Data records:
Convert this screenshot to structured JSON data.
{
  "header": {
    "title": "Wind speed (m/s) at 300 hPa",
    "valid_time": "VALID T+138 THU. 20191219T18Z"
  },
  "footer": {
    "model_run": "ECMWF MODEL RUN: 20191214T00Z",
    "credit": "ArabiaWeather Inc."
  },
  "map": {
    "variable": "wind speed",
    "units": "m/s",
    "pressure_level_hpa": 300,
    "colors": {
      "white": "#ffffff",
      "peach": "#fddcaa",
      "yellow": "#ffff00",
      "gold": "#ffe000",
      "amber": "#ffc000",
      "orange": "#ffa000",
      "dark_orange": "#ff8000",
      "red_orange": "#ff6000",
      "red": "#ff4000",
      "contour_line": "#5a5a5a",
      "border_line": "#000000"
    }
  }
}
* * *
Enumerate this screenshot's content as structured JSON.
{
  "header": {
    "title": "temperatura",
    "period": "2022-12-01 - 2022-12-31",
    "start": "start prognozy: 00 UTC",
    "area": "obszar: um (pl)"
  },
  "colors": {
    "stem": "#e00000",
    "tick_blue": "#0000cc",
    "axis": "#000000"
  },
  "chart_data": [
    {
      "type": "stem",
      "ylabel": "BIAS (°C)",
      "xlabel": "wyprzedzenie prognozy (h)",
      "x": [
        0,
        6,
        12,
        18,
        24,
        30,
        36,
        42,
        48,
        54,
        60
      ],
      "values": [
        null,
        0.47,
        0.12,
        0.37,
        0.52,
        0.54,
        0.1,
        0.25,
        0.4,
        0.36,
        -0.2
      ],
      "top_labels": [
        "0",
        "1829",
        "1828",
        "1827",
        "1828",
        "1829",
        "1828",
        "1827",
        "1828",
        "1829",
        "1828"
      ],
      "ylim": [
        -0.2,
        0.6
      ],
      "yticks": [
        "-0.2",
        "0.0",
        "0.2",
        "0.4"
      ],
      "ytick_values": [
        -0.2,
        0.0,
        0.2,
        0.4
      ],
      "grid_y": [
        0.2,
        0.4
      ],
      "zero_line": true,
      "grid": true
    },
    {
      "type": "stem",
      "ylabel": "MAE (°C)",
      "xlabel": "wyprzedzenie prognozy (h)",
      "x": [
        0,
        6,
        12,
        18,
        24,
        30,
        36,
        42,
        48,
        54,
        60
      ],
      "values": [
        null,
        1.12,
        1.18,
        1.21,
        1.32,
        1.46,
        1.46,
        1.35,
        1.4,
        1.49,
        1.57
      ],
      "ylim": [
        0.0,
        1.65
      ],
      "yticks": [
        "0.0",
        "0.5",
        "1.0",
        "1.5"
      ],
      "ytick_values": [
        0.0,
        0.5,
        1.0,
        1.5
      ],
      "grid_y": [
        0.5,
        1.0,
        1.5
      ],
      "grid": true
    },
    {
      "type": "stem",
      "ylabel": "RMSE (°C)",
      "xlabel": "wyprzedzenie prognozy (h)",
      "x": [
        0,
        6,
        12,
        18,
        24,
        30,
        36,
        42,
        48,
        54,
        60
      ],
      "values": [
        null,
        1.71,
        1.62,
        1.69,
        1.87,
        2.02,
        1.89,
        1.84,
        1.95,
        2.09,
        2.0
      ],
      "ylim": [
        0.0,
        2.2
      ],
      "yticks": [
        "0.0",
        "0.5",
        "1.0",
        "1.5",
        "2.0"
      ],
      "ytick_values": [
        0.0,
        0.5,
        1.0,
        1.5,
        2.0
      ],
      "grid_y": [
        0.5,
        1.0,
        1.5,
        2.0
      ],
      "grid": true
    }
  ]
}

GOAL: Using the records above, pull out each line where the word "screenshot" occurs.

RESULT FOR THIS TASK:
Convert this screenshot to structured JSON data.
Enumerate this screenshot's content as structured JSON.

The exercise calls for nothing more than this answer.